Write out the material below again, unchanged.

──────── Records for the task

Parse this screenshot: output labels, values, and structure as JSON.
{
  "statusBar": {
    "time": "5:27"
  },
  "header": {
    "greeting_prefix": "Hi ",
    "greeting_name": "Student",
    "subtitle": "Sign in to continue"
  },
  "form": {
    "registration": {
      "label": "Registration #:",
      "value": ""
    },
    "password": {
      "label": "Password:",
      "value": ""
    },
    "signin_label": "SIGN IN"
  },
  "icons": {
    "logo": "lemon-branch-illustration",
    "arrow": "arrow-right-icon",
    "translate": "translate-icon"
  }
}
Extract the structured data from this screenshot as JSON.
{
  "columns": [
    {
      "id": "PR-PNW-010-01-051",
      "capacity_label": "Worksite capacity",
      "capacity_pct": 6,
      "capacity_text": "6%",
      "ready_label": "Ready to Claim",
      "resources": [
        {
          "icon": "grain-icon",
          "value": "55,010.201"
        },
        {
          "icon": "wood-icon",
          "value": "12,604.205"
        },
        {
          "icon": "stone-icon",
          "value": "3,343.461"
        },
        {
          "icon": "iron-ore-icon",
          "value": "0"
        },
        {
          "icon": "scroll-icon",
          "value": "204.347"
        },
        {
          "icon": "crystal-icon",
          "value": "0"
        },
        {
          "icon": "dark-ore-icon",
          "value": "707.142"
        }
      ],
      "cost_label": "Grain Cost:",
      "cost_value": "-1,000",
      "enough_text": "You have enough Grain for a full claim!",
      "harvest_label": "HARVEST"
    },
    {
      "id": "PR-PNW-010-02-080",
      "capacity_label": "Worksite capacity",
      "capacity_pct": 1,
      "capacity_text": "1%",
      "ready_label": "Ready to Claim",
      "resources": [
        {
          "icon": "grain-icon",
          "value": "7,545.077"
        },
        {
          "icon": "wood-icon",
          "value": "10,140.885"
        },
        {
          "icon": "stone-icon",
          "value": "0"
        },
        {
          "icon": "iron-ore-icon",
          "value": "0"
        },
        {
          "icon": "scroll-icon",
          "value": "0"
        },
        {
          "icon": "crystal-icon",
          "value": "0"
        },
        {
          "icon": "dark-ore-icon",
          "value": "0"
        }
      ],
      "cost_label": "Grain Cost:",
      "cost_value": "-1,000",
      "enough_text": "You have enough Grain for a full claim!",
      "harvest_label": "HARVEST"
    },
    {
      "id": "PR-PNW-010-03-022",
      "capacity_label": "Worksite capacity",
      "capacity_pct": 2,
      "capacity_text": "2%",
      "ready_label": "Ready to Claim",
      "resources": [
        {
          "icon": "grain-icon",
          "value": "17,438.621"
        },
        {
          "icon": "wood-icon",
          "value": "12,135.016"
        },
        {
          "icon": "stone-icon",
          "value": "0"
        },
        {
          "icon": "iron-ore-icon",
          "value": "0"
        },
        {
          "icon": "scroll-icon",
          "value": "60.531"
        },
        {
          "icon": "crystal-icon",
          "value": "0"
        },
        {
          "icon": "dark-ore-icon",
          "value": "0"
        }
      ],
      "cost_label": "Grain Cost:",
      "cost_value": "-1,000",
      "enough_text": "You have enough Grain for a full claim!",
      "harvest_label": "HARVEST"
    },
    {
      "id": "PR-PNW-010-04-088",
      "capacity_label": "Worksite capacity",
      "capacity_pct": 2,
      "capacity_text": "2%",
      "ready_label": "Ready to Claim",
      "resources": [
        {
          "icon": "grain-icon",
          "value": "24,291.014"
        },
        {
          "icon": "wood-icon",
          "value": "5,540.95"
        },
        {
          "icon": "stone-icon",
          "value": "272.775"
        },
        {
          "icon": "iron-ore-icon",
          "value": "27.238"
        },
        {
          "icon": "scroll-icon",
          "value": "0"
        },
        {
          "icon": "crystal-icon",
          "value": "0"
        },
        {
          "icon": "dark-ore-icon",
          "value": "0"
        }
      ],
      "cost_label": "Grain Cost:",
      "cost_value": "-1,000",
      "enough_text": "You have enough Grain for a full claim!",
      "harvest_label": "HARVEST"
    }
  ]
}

────────────────

_Complete output:_
Parse this screenshot: output labels, values, and structure as JSON.
{
  "statusBar": {
    "time": "5:27"
  },
  "header": {
    "greeting_prefix": "Hi ",
    "greeting_name": "Student",
    "subtitle": "Sign in to continue"
  },
  "form": {
    "registration": {
      "label": "Registration #:",
      "value": ""
    },
    "password": {
      "label": "Password:",
      "value": ""
    },
    "signin_label": "SIGN IN"
  },
  "icons": {
    "logo": "lemon-branch-illustration",
    "arrow": "arrow-right-icon",
    "translate": "translate-icon"
  }
}
Extract the structured data from this screenshot as JSON.
{
  "columns": [
    {
      "id": "PR-PNW-010-01-051",
      "capacity_label": "Worksite capacity",
      "capacity_pct": 6,
      "capacity_text": "6%",
      "ready_label": "Ready to Claim",
      "resources": [
        {
          "icon": "grain-icon",
          "value": "55,010.201"
        },
        {
          "icon": "wood-icon",
          "value": "12,604.205"
        },
        {
          "icon": "stone-icon",
          "value": "3,343.461"
        },
        {
          "icon": "iron-ore-icon",
          "value": "0"
        },
        {
          "icon": "scroll-icon",
          "value": "204.347"
        },
        {
          "icon": "crystal-icon",
          "value": "0"
        },
        {
          "icon": "dark-ore-icon",
          "value": "707.142"
        }
      ],
      "cost_label": "Grain Cost:",
      "cost_value": "-1,000",
      "enough_text": "You have enough Grain for a full claim!",
      "harvest_label": "HARVEST"
    },
    {
      "id": "PR-PNW-010-02-080",
      "capacity_label": "Worksite capacity",
      "capacity_pct": 1,
      "capacity_text": "1%",
      "ready_label": "Ready to Claim",
      "resources": [
        {
          "icon": "grain-icon",
          "value": "7,545.077"
        },
        {
          "icon": "wood-icon",
          "value": "10,140.885"
        },
        {
          "icon": "stone-icon",
          "value": "0"
        },
        {
          "icon": "iron-ore-icon",
          "value": "0"
        },
        {
          "icon": "scroll-icon",
          "value": "0"
        },
        {
          "icon": "crystal-icon",
          "value": "0"
        },
        {
          "icon": "dark-ore-icon",
          "value": "0"
        }
      ],
      "cost_label": "Grain Cost:",
      "cost_value": "-1,000",
      "enough_text": "You have enough Grain for a full claim!",
      "harvest_label": "HARVEST"
    },
    {
      "id": "PR-PNW-010-03-022",
      "capacity_label": "Worksite capacity",
      "capacity_pct": 2,
      "capacity_text": "2%",
      "ready_label": "Ready to Claim",
      "resources": [
        {
          "icon": "grain-icon",
          "value": "17,438.621"
        },
        {
          "icon": "wood-icon",
          "value": "12,135.016"
        },
        {
          "icon": "stone-icon",
          "value": "0"
        },
        {
          "icon": "iron-ore-icon",
          "value": "0"
        },
        {
          "icon": "scroll-icon",
          "value": "60.531"
        },
        {
          "icon": "crystal-icon",
          "value": "0"
        },
        {
          "icon": "dark-ore-icon",
          "value": "0"
        }
      ],
      "cost_label": "Grain Cost:",
      "cost_value": "-1,000",
      "enough_text": "You have enough Grain for a full claim!",
      "harvest_label": "HARVEST"
    },
    {
      "id": "PR-PNW-010-04-088",
      "capacity_label": "Worksite capacity",
      "capacity_pct": 2,
      "capacity_text": "2%",
      "ready_label": "Ready to Claim",
      "resources": [
        {
          "icon": "grain-icon",
          "value": "24,291.014"
        },
        {
          "icon": "wood-icon",
          "value": "5,540.95"
        },
        {
          "icon": "stone-icon",
          "value": "272.775"
        },
        {
          "icon": "iron-ore-icon",
          "value": "27.238"
        },
        {
          "icon": "scroll-icon",
          "value": "0"
        },
        {
          "icon": "crystal-icon",
          "value": "0"
        },
        {
          "icon": "dark-ore-icon",
          "value": "0"
        }
      ],
      "cost_label": "Grain Cost:",
      "cost_value": "-1,000",
      "enough_text": "You have enough Grain for a full claim!",
      "harvest_label": "HARVEST"
    }
  ]
}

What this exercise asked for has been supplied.